* _Items_
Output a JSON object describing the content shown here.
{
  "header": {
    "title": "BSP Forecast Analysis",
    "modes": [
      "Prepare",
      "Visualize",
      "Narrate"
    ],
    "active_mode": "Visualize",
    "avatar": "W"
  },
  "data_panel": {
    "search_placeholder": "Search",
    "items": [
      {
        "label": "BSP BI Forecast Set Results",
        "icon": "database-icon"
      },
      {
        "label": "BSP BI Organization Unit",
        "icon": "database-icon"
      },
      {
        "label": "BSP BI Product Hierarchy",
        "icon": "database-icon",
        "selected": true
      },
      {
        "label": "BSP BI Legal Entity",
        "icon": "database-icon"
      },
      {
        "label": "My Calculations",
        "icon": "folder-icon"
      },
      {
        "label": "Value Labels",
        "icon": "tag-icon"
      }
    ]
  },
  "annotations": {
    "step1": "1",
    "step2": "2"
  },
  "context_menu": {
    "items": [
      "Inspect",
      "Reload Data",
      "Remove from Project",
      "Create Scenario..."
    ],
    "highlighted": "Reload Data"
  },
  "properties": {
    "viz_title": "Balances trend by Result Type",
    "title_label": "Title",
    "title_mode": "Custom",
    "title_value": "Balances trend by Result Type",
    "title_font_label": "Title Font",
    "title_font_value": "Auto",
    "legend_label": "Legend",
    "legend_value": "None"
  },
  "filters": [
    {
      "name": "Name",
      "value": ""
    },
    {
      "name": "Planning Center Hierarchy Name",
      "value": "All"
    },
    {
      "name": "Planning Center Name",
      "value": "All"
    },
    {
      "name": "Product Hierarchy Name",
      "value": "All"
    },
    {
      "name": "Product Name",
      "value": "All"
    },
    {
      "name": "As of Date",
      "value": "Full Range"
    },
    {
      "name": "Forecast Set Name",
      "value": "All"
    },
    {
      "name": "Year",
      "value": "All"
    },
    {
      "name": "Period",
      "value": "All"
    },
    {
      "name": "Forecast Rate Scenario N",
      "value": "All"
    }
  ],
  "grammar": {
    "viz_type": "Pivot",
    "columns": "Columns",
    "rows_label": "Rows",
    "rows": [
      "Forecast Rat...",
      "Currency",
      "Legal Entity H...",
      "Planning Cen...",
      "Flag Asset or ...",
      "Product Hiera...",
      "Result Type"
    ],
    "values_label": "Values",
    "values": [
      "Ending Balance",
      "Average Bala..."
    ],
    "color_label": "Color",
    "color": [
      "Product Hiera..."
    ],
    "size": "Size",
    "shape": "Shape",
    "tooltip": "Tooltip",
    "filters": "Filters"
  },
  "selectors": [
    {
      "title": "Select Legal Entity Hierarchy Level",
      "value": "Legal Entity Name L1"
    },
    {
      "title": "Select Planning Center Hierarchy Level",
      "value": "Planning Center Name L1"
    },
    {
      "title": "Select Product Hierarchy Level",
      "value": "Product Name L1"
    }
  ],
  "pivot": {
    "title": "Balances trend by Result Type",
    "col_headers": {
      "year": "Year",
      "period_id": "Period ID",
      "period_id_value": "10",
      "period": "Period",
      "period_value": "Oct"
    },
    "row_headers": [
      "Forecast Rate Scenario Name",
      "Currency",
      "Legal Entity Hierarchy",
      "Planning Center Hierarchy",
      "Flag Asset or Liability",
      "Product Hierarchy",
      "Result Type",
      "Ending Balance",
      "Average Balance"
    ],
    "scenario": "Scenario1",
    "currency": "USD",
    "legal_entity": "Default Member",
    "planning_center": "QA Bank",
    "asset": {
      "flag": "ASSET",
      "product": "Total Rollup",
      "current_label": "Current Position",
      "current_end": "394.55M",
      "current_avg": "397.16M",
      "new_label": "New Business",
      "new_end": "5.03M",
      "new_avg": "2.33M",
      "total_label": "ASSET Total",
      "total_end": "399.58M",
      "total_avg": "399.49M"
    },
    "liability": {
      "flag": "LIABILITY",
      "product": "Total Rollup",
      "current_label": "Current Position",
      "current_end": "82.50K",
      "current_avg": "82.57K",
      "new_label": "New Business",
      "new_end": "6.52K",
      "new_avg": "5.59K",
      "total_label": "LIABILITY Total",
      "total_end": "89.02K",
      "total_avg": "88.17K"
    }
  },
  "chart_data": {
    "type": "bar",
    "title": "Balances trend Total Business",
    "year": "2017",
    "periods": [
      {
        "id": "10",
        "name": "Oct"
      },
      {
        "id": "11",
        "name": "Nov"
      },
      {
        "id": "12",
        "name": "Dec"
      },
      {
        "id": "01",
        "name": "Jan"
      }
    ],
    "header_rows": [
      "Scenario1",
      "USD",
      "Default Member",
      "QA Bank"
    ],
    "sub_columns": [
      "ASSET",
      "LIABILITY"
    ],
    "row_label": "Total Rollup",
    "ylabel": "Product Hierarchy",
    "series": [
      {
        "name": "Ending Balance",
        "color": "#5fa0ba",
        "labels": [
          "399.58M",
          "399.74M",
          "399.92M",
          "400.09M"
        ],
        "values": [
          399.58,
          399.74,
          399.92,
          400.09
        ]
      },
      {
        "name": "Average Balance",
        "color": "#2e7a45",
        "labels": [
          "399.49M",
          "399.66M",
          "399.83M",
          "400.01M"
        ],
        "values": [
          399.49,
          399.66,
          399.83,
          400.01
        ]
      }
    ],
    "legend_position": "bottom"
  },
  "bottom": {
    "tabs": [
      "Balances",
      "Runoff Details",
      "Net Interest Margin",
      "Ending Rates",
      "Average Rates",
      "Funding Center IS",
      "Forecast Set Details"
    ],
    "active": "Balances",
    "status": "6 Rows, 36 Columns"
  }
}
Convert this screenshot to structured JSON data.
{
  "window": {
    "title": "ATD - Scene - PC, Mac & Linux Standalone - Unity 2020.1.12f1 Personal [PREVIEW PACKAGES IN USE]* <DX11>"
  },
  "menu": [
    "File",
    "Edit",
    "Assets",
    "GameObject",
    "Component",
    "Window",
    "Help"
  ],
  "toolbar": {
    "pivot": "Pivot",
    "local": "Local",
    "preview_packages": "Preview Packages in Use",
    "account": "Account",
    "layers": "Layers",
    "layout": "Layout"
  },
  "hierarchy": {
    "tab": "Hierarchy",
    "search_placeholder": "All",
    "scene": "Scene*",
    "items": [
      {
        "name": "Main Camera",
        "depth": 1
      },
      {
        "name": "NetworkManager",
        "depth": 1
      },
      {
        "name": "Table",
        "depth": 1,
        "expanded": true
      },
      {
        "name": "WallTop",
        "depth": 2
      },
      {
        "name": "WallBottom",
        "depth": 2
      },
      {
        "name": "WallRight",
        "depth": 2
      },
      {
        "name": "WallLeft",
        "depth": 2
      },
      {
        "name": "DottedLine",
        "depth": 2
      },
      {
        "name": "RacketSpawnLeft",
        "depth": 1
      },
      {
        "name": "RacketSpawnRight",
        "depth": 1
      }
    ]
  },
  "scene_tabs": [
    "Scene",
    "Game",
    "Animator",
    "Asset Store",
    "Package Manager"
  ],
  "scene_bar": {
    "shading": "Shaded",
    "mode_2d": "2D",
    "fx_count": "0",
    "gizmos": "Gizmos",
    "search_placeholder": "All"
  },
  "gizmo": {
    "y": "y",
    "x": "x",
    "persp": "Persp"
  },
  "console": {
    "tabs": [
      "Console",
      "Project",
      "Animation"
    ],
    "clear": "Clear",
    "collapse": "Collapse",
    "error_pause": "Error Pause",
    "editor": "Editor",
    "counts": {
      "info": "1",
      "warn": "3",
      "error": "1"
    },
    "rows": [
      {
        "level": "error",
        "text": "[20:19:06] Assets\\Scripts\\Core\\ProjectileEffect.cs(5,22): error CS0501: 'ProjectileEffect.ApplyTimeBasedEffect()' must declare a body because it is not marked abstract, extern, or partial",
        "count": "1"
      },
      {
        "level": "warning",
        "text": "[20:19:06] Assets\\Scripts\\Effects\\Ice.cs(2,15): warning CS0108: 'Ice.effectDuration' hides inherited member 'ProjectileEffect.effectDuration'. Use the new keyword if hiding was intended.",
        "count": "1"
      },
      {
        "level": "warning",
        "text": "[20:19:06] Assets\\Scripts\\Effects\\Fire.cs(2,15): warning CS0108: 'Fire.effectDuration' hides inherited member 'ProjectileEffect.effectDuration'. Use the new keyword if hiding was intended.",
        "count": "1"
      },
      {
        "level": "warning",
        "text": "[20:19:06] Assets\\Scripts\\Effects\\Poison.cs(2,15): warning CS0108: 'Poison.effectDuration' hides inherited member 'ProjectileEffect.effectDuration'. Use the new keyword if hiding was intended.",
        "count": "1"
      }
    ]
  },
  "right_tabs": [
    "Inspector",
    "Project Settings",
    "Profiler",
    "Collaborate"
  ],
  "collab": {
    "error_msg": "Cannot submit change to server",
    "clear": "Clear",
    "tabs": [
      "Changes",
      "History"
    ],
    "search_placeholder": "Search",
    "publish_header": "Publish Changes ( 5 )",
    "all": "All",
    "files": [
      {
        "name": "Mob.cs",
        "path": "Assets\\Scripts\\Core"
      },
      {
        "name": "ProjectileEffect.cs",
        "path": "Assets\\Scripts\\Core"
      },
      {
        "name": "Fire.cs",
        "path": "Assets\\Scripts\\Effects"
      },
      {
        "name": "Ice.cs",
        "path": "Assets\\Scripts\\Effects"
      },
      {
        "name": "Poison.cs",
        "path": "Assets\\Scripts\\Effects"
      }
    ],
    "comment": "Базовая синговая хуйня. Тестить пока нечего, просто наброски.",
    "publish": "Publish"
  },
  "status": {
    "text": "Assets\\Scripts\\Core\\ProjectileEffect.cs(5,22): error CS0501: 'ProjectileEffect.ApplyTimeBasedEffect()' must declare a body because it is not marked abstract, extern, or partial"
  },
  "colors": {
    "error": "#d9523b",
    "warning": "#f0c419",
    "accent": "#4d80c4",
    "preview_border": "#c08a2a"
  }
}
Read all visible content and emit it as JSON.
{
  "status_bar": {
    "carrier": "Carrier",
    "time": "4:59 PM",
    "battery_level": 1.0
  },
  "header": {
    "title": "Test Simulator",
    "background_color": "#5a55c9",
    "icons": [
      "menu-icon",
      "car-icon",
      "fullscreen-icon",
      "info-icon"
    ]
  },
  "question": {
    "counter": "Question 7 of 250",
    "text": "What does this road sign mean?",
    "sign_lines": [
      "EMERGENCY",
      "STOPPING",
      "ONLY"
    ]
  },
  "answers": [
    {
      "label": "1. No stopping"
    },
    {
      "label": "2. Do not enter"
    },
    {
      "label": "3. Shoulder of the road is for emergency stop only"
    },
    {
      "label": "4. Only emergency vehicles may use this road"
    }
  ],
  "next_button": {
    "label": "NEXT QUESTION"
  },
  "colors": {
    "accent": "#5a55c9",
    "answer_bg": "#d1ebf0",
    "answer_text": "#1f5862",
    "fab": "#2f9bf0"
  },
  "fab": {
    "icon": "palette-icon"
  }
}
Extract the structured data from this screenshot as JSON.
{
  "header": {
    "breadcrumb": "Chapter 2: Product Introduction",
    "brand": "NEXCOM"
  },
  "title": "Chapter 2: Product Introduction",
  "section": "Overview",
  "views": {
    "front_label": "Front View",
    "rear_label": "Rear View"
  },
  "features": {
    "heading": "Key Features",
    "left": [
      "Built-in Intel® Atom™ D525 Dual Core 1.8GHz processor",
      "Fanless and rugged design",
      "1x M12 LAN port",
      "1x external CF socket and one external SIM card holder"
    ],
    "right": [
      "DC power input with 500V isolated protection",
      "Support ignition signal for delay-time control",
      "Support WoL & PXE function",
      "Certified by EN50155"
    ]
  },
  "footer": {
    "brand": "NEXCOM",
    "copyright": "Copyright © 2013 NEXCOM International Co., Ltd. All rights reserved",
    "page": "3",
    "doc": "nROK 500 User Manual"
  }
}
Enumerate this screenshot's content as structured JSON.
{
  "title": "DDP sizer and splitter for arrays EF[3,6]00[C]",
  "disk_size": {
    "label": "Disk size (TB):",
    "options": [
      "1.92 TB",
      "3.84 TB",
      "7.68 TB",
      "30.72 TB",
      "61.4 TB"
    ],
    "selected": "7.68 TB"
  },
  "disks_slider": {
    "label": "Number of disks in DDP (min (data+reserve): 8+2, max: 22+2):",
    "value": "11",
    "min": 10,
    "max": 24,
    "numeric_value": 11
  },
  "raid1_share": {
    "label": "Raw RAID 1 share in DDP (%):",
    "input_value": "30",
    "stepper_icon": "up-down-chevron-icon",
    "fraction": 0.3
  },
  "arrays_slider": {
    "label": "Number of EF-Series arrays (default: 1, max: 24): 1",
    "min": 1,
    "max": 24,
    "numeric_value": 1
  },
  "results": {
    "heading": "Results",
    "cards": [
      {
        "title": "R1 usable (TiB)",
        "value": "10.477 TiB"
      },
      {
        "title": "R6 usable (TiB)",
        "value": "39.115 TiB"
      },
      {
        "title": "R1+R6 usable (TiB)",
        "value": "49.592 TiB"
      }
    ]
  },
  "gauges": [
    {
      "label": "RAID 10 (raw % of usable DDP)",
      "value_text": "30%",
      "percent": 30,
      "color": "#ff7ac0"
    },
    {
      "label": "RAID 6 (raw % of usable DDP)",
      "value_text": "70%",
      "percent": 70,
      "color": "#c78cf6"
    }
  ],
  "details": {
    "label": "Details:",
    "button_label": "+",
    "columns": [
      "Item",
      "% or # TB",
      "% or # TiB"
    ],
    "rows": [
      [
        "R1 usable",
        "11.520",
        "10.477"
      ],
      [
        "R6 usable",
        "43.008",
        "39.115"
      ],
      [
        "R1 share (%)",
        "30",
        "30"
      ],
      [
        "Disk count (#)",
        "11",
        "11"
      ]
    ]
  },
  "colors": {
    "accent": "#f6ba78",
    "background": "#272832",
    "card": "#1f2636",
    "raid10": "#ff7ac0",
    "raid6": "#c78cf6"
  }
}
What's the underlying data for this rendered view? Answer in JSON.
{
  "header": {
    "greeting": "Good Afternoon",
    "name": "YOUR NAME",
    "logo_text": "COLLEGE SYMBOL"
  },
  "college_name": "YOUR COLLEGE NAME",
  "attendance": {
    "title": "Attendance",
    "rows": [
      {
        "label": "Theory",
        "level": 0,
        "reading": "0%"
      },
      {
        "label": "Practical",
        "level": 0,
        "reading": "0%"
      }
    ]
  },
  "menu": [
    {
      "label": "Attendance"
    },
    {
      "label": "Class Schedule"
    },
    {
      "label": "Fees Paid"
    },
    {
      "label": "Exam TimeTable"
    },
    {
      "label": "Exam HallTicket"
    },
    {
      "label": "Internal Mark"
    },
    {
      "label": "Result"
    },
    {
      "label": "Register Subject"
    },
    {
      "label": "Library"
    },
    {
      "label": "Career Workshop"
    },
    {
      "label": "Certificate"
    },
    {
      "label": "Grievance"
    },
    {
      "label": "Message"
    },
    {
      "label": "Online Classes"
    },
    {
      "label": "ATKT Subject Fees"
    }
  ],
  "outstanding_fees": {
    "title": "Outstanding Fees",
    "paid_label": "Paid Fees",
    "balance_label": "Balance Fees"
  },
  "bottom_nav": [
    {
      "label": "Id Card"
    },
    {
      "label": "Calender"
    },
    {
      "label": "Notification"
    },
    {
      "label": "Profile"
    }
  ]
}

* _Do this_
Show the lines of the material that contain the word "Ending".

* _Correct answer_
      "Ending Balance",
      "Ending Balance",
        "name": "Ending Balance",
      "Ending Rates",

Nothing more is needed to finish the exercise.